### Stored entries:
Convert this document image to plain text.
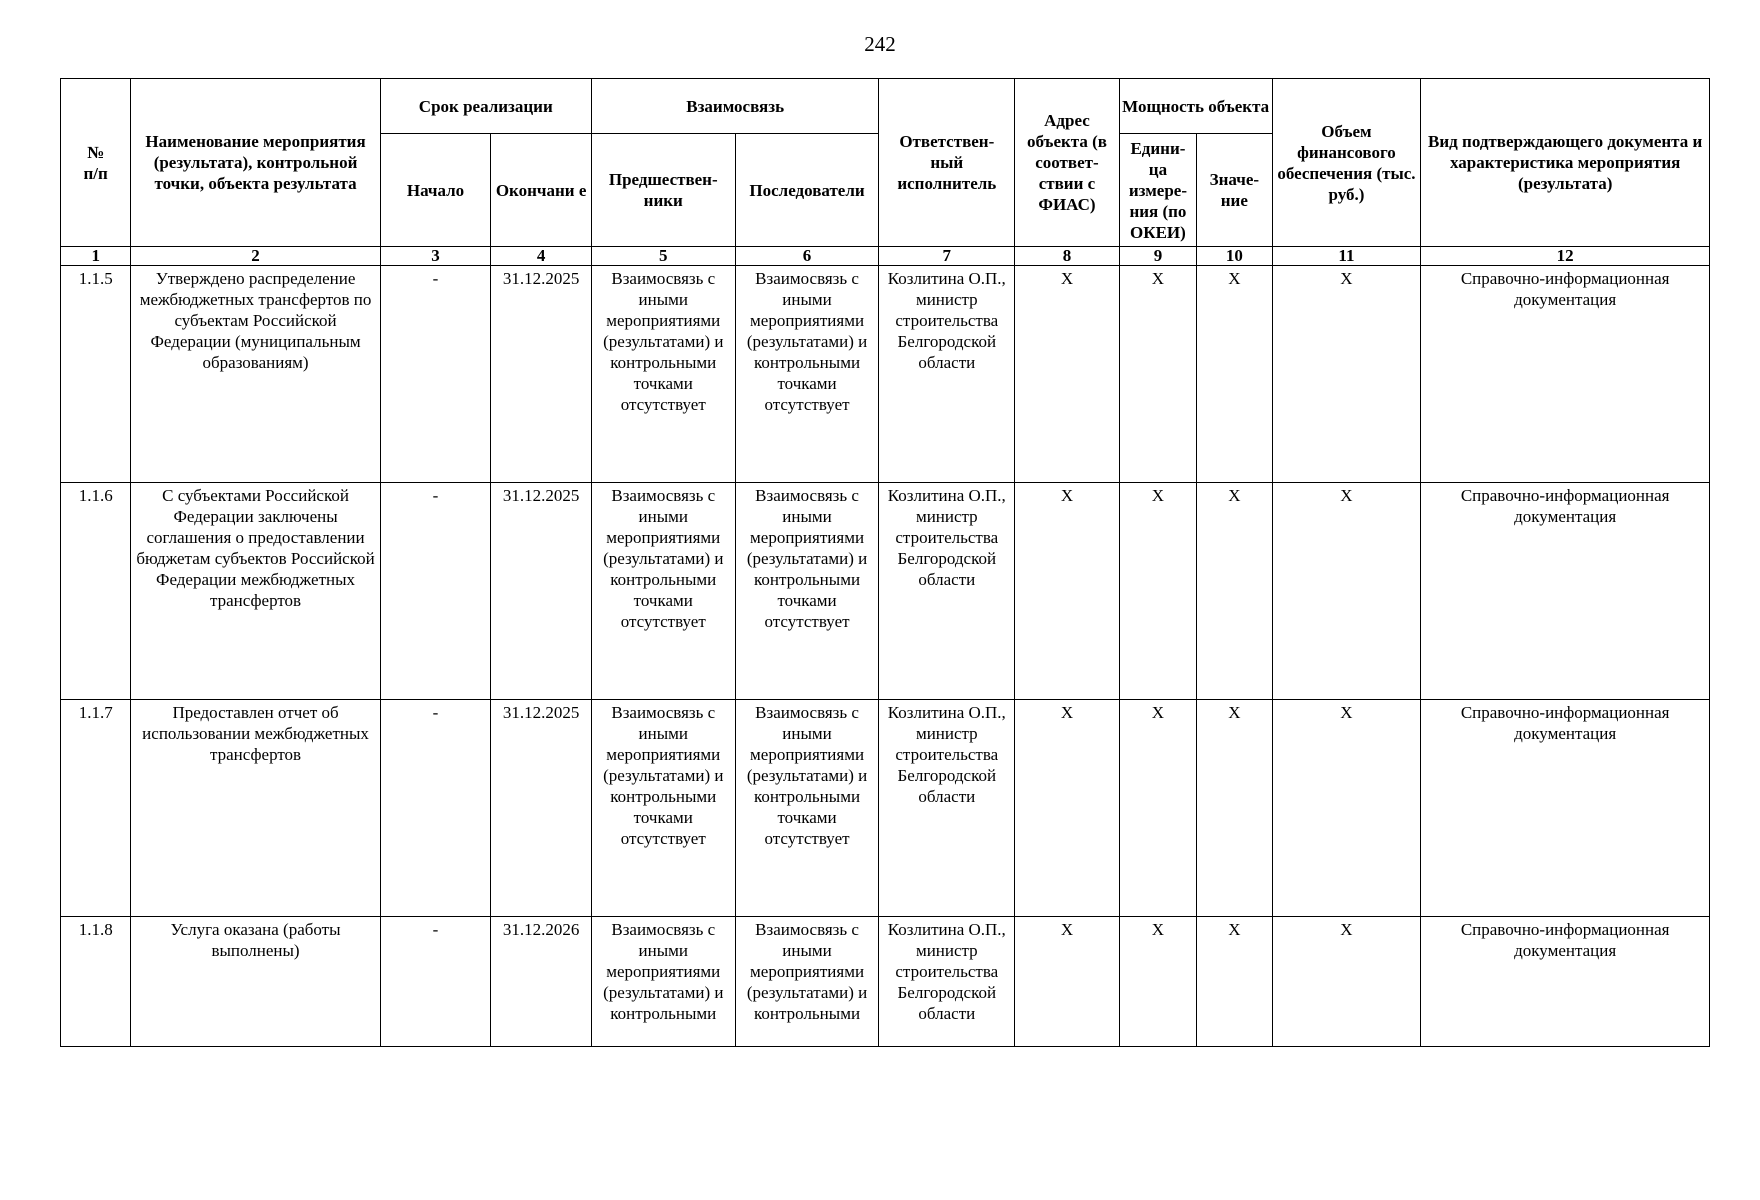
242
№
п/п	Наименование мероприятия (результата), контрольной точки, объекта результата	Срок реализации		Взаимосвязь		Ответствен- ный исполнитель	Адрес объекта (в соответ- ствии с ФИАС)	Мощность объекта		Объем финансового обеспечения (тыс. руб.)	Вид подтверждающего документа и характеристика мероприятия (результата)
		Начало	Окончани е	Предшествен- ники	Последователи			Едини- ца измере- ния (по ОКЕИ)	Значе- ние		
1	2	3	4	5	6	7	8	9	10	11	12
1.1.5	Утверждено распределение межбюджетных трансфертов по субъектам Российской Федерации (муниципальным образованиям)	-	31.12.2025	Взаимосвязь с иными мероприятиями (результатами) и контрольными точками отсутствует	Взаимосвязь с иными мероприятиями (результатами) и контрольными точками отсутствует	Козлитина О.П., министр строительства Белгородской области	X	X	X	X	Справочно-информационная документация
1.1.6	С субъектами Российской Федерации заключены соглашения о предоставлении бюджетам субъектов Российской Федерации межбюджетных трансфертов	-	31.12.2025	Взаимосвязь с иными мероприятиями (результатами) и контрольными точками отсутствует	Взаимосвязь с иными мероприятиями (результатами) и контрольными точками отсутствует	Козлитина О.П., министр строительства Белгородской области	X	X	X	X	Справочно-информационная документация
1.1.7	Предоставлен отчет об использовании межбюджетных трансфертов	-	31.12.2025	Взаимосвязь с иными мероприятиями (результатами) и контрольными точками отсутствует	Взаимосвязь с иными мероприятиями (результатами) и контрольными точками отсутствует	Козлитина О.П., министр строительства Белгородской области	X	X	X	X	Справочно-информационная документация
1.1.8	Услуга оказана (работы выполнены)	-	31.12.2026	Взаимосвязь с иными мероприятиями (результатами) и контрольными	Взаимосвязь с иными мероприятиями (результатами) и контрольными	Козлитина О.П., министр строительства Белгородской области	X	X	X	X	Справочно-информационная документация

### GIVEN PROBLEM:
Print each entry shown above with exact wording and no pictures.

### EXERCISE RESPONSE:
Convert this document image to plain text.
242
№
п/п	Наименование мероприятия (результата), контрольной точки, объекта результата	Срок реализации		Взаимосвязь		Ответствен- ный исполнитель	Адрес объекта (в соответ- ствии с ФИАС)	Мощность объекта		Объем финансового обеспечения (тыс. руб.)	Вид подтверждающего документа и характеристика мероприятия (результата)
		Начало	Окончани е	Предшествен- ники	Последователи			Едини- ца измере- ния (по ОКЕИ)	Значе- ние		
1	2	3	4	5	6	7	8	9	10	11	12
1.1.5	Утверждено распределение межбюджетных трансфертов по субъектам Российской Федерации (муниципальным образованиям)	-	31.12.2025	Взаимосвязь с иными мероприятиями (результатами) и контрольными точками отсутствует	Взаимосвязь с иными мероприятиями (результатами) и контрольными точками отсутствует	Козлитина О.П., министр строительства Белгородской области	X	X	X	X	Справочно-информационная документация
1.1.6	С субъектами Российской Федерации заключены соглашения о предоставлении бюджетам субъектов Российской Федерации межбюджетных трансфертов	-	31.12.2025	Взаимосвязь с иными мероприятиями (результатами) и контрольными точками отсутствует	Взаимосвязь с иными мероприятиями (результатами) и контрольными точками отсутствует	Козлитина О.П., министр строительства Белгородской области	X	X	X	X	Справочно-информационная документация
1.1.7	Предоставлен отчет об использовании межбюджетных трансфертов	-	31.12.2025	Взаимосвязь с иными мероприятиями (результатами) и контрольными точками отсутствует	Взаимосвязь с иными мероприятиями (результатами) и контрольными точками отсутствует	Козлитина О.П., министр строительства Белгородской области	X	X	X	X	Справочно-информационная документация
1.1.8	Услуга оказана (работы выполнены)	-	31.12.2026	Взаимосвязь с иными мероприятиями (результатами) и контрольными	Взаимосвязь с иными мероприятиями (результатами) и контрольными	Козлитина О.П., министр строительства Белгородской области	X	X	X	X	Справочно-информационная документация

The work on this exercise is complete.